- [Aim of the exercise]
Copy every entry exactly.

- [Data to process]
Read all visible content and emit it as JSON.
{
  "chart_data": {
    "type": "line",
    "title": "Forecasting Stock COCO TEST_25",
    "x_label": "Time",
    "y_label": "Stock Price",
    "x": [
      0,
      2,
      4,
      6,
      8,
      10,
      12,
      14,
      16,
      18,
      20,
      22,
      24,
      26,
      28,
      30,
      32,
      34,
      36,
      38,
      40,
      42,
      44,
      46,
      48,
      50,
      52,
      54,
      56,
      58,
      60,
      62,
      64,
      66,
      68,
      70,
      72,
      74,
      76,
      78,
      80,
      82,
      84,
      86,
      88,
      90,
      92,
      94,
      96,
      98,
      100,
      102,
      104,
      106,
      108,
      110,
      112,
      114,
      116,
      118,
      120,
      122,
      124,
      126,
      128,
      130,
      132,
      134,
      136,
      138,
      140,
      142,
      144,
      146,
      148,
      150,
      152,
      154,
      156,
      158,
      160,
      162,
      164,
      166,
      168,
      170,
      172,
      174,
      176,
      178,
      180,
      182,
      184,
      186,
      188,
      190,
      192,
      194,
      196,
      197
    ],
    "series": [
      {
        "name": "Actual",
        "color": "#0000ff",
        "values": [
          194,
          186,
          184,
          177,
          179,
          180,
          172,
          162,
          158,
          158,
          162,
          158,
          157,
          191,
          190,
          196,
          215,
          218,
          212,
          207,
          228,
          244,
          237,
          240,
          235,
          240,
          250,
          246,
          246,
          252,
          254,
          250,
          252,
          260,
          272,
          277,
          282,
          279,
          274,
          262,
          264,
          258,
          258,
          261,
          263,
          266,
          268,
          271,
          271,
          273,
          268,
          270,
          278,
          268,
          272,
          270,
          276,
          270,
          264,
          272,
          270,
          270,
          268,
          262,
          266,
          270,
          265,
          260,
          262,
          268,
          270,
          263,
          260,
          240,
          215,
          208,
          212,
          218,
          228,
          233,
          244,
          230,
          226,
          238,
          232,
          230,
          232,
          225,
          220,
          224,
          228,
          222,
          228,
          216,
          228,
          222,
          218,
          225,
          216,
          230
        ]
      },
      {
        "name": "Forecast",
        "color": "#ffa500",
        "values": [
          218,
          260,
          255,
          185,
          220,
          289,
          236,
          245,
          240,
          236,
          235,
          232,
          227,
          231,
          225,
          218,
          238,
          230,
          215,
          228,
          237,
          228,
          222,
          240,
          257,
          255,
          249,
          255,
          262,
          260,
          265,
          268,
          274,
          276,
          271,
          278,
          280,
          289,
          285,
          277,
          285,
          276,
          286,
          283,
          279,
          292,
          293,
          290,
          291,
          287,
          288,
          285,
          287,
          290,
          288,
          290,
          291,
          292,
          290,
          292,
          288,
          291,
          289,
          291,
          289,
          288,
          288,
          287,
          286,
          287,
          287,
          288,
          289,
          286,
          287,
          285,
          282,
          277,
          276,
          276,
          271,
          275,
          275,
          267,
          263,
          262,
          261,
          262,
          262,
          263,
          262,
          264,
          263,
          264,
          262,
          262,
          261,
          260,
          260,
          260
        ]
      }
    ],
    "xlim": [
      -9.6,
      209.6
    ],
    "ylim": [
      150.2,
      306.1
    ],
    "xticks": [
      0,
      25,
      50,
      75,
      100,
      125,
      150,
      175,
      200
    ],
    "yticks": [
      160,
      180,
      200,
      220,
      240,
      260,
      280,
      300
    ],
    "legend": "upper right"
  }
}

- [Exercise solution]
Read all visible content and emit it as JSON.
{
  "chart_data": {
    "type": "line",
    "title": "Forecasting Stock COCO TEST_25",
    "x_label": "Time",
    "y_label": "Stock Price",
    "x": [
      0,
      2,
      4,
      6,
      8,
      10,
      12,
      14,
      16,
      18,
      20,
      22,
      24,
      26,
      28,
      30,
      32,
      34,
      36,
      38,
      40,
      42,
      44,
      46,
      48,
      50,
      52,
      54,
      56,
      58,
      60,
      62,
      64,
      66,
      68,
      70,
      72,
      74,
      76,
      78,
      80,
      82,
      84,
      86,
      88,
      90,
      92,
      94,
      96,
      98,
      100,
      102,
      104,
      106,
      108,
      110,
      112,
      114,
      116,
      118,
      120,
      122,
      124,
      126,
      128,
      130,
      132,
      134,
      136,
      138,
      140,
      142,
      144,
      146,
      148,
      150,
      152,
      154,
      156,
      158,
      160,
      162,
      164,
      166,
      168,
      170,
      172,
      174,
      176,
      178,
      180,
      182,
      184,
      186,
      188,
      190,
      192,
      194,
      196,
      197
    ],
    "series": [
      {
        "name": "Actual",
        "color": "#0000ff",
        "values": [
          194,
          186,
          184,
          177,
          179,
          180,
          172,
          162,
          158,
          158,
          162,
          158,
          157,
          191,
          190,
          196,
          215,
          218,
          212,
          207,
          228,
          244,
          237,
          240,
          235,
          240,
          250,
          246,
          246,
          252,
          254,
          250,
          252,
          260,
          272,
          277,
          282,
          279,
          274,
          262,
          264,
          258,
          258,
          261,
          263,
          266,
          268,
          271,
          271,
          273,
          268,
          270,
          278,
          268,
          272,
          270,
          276,
          270,
          264,
          272,
          270,
          270,
          268,
          262,
          266,
          270,
          265,
          260,
          262,
          268,
          270,
          263,
          260,
          240,
          215,
          208,
          212,
          218,
          228,
          233,
          244,
          230,
          226,
          238,
          232,
          230,
          232,
          225,
          220,
          224,
          228,
          222,
          228,
          216,
          228,
          222,
          218,
          225,
          216,
          230
        ]
      },
      {
        "name": "Forecast",
        "color": "#ffa500",
        "values": [
          218,
          260,
          255,
          185,
          220,
          289,
          236,
          245,
          240,
          236,
          235,
          232,
          227,
          231,
          225,
          218,
          238,
          230,
          215,
          228,
          237,
          228,
          222,
          240,
          257,
          255,
          249,
          255,
          262,
          260,
          265,
          268,
          274,
          276,
          271,
          278,
          280,
          289,
          285,
          277,
          285,
          276,
          286,
          283,
          279,
          292,
          293,
          290,
          291,
          287,
          288,
          285,
          287,
          290,
          288,
          290,
          291,
          292,
          290,
          292,
          288,
          291,
          289,
          291,
          289,
          288,
          288,
          287,
          286,
          287,
          287,
          288,
          289,
          286,
          287,
          285,
          282,
          277,
          276,
          276,
          271,
          275,
          275,
          267,
          263,
          262,
          261,
          262,
          262,
          263,
          262,
          264,
          263,
          264,
          262,
          262,
          261,
          260,
          260,
          260
        ]
      }
    ],
    "xlim": [
      -9.6,
      209.6
    ],
    "ylim": [
      150.2,
      306.1
    ],
    "xticks": [
      0,
      25,
      50,
      75,
      100,
      125,
      150,
      175,
      200
    ],
    "yticks": [
      160,
      180,
      200,
      220,
      240,
      260,
      280,
      300
    ],
    "legend": "upper right"
  }
}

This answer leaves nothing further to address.